*What you have to do:* Write out all of the data without omission, exactly as shown.

═══ Provided material ═══

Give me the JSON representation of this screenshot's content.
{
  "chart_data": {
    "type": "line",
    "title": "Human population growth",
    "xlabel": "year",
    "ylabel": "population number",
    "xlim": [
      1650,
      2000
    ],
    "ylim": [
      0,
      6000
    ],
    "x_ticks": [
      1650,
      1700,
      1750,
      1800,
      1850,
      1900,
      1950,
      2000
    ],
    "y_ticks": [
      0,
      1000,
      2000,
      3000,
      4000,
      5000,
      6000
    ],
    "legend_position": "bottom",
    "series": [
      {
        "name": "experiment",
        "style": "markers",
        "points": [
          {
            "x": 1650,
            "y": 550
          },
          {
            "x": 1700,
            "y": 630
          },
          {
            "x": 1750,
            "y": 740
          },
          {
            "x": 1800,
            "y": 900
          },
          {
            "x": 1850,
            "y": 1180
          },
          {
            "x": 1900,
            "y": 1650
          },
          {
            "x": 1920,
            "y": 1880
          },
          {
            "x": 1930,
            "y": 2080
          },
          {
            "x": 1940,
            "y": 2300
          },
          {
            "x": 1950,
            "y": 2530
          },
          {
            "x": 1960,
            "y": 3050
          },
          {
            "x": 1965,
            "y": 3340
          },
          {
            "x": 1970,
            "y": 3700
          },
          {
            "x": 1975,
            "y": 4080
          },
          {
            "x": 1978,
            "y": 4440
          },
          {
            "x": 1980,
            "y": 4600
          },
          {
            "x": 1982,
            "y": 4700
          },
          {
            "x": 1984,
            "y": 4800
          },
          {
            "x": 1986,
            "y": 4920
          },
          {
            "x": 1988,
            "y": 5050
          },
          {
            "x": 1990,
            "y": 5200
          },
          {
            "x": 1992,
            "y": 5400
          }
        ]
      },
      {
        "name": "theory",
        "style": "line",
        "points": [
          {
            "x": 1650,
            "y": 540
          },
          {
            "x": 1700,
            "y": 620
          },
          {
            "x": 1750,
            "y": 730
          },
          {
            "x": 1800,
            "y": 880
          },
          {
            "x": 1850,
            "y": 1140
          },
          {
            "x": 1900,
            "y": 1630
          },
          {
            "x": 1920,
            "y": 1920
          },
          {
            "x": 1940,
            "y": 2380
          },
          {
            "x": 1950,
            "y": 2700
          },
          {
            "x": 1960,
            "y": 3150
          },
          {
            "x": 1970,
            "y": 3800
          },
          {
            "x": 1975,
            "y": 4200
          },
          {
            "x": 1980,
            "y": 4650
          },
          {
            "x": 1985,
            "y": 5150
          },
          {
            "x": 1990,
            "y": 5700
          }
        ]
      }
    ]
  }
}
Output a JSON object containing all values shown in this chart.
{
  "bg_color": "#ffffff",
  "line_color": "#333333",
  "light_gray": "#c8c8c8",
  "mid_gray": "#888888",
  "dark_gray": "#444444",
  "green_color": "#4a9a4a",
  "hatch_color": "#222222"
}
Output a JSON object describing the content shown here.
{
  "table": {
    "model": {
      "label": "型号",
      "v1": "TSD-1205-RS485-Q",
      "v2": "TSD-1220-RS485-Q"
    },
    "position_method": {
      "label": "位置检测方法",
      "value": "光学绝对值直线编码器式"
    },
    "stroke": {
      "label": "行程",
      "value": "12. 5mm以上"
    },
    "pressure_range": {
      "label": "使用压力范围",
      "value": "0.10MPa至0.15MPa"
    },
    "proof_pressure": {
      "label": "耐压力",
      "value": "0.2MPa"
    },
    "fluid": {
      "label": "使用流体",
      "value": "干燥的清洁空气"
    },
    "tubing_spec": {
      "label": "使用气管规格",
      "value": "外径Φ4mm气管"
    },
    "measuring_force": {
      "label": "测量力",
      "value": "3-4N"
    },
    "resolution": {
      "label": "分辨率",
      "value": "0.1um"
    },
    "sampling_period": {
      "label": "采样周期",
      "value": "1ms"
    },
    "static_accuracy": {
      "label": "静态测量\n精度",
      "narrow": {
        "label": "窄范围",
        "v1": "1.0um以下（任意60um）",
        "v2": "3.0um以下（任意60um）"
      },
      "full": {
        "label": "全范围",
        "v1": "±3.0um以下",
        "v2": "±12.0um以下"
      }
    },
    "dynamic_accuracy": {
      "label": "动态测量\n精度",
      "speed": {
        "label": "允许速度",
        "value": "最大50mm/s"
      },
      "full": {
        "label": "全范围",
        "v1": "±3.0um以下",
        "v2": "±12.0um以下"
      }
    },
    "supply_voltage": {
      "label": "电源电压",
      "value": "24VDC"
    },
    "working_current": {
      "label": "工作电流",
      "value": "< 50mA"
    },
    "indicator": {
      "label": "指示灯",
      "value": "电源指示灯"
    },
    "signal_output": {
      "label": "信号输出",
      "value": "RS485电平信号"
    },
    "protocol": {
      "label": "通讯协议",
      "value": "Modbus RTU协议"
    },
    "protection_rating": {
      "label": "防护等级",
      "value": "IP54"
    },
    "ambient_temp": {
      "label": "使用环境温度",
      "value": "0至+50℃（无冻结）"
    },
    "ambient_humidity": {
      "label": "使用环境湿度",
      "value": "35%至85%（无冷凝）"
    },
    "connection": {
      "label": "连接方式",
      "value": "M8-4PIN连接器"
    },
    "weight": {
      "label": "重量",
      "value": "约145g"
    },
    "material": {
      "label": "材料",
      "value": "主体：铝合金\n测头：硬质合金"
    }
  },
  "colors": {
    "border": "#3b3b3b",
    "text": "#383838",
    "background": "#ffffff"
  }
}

═══

*Task result:*
Give me the JSON representation of this screenshot's content.
{
  "chart_data": {
    "type": "line",
    "title": "Human population growth",
    "xlabel": "year",
    "ylabel": "population number",
    "xlim": [
      1650,
      2000
    ],
    "ylim": [
      0,
      6000
    ],
    "x_ticks": [
      1650,
      1700,
      1750,
      1800,
      1850,
      1900,
      1950,
      2000
    ],
    "y_ticks": [
      0,
      1000,
      2000,
      3000,
      4000,
      5000,
      6000
    ],
    "legend_position": "bottom",
    "series": [
      {
        "name": "experiment",
        "style": "markers",
        "points": [
          {
            "x": 1650,
            "y": 550
          },
          {
            "x": 1700,
            "y": 630
          },
          {
            "x": 1750,
            "y": 740
          },
          {
            "x": 1800,
            "y": 900
          },
          {
            "x": 1850,
            "y": 1180
          },
          {
            "x": 1900,
            "y": 1650
          },
          {
            "x": 1920,
            "y": 1880
          },
          {
            "x": 1930,
            "y": 2080
          },
          {
            "x": 1940,
            "y": 2300
          },
          {
            "x": 1950,
            "y": 2530
          },
          {
            "x": 1960,
            "y": 3050
          },
          {
            "x": 1965,
            "y": 3340
          },
          {
            "x": 1970,
            "y": 3700
          },
          {
            "x": 1975,
            "y": 4080
          },
          {
            "x": 1978,
            "y": 4440
          },
          {
            "x": 1980,
            "y": 4600
          },
          {
            "x": 1982,
            "y": 4700
          },
          {
            "x": 1984,
            "y": 4800
          },
          {
            "x": 1986,
            "y": 4920
          },
          {
            "x": 1988,
            "y": 5050
          },
          {
            "x": 1990,
            "y": 5200
          },
          {
            "x": 1992,
            "y": 5400
          }
        ]
      },
      {
        "name": "theory",
        "style": "line",
        "points": [
          {
            "x": 1650,
            "y": 540
          },
          {
            "x": 1700,
            "y": 620
          },
          {
            "x": 1750,
            "y": 730
          },
          {
            "x": 1800,
            "y": 880
          },
          {
            "x": 1850,
            "y": 1140
          },
          {
            "x": 1900,
            "y": 1630
          },
          {
            "x": 1920,
            "y": 1920
          },
          {
            "x": 1940,
            "y": 2380
          },
          {
            "x": 1950,
            "y": 2700
          },
          {
            "x": 1960,
            "y": 3150
          },
          {
            "x": 1970,
            "y": 3800
          },
          {
            "x": 1975,
            "y": 4200
          },
          {
            "x": 1980,
            "y": 4650
          },
          {
            "x": 1985,
            "y": 5150
          },
          {
            "x": 1990,
            "y": 5700
          }
        ]
      }
    ]
  }
}
Output a JSON object containing all values shown in this chart.
{
  "bg_color": "#ffffff",
  "line_color": "#333333",
  "light_gray": "#c8c8c8",
  "mid_gray": "#888888",
  "dark_gray": "#444444",
  "green_color": "#4a9a4a",
  "hatch_color": "#222222"
}
Output a JSON object describing the content shown here.
{
  "table": {
    "model": {
      "label": "型号",
      "v1": "TSD-1205-RS485-Q",
      "v2": "TSD-1220-RS485-Q"
    },
    "position_method": {
      "label": "位置检测方法",
      "value": "光学绝对值直线编码器式"
    },
    "stroke": {
      "label": "行程",
      "value": "12. 5mm以上"
    },
    "pressure_range": {
      "label": "使用压力范围",
      "value": "0.10MPa至0.15MPa"
    },
    "proof_pressure": {
      "label": "耐压力",
      "value": "0.2MPa"
    },
    "fluid": {
      "label": "使用流体",
      "value": "干燥的清洁空气"
    },
    "tubing_spec": {
      "label": "使用气管规格",
      "value": "外径Φ4mm气管"
    },
    "measuring_force": {
      "label": "测量力",
      "value": "3-4N"
    },
    "resolution": {
      "label": "分辨率",
      "value": "0.1um"
    },
    "sampling_period": {
      "label": "采样周期",
      "value": "1ms"
    },
    "static_accuracy": {
      "label": "静态测量\n精度",
      "narrow": {
        "label": "窄范围",
        "v1": "1.0um以下（任意60um）",
        "v2": "3.0um以下（任意60um）"
      },
      "full": {
        "label": "全范围",
        "v1": "±3.0um以下",
        "v2": "±12.0um以下"
      }
    },
    "dynamic_accuracy": {
      "label": "动态测量\n精度",
      "speed": {
        "label": "允许速度",
        "value": "最大50mm/s"
      },
      "full": {
        "label": "全范围",
        "v1": "±3.0um以下",
        "v2": "±12.0um以下"
      }
    },
    "supply_voltage": {
      "label": "电源电压",
      "value": "24VDC"
    },
    "working_current": {
      "label": "工作电流",
      "value": "< 50mA"
    },
    "indicator": {
      "label": "指示灯",
      "value": "电源指示灯"
    },
    "signal_output": {
      "label": "信号输出",
      "value": "RS485电平信号"
    },
    "protocol": {
      "label": "通讯协议",
      "value": "Modbus RTU协议"
    },
    "protection_rating": {
      "label": "防护等级",
      "value": "IP54"
    },
    "ambient_temp": {
      "label": "使用环境温度",
      "value": "0至+50℃（无冻结）"
    },
    "ambient_humidity": {
      "label": "使用环境湿度",
      "value": "35%至85%（无冷凝）"
    },
    "connection": {
      "label": "连接方式",
      "value": "M8-4PIN连接器"
    },
    "weight": {
      "label": "重量",
      "value": "约145g"
    },
    "material": {
      "label": "材料",
      "value": "主体：铝合金\n测头：硬质合金"
    }
  },
  "colors": {
    "border": "#3b3b3b",
    "text": "#383838",
    "background": "#ffffff"
  }
}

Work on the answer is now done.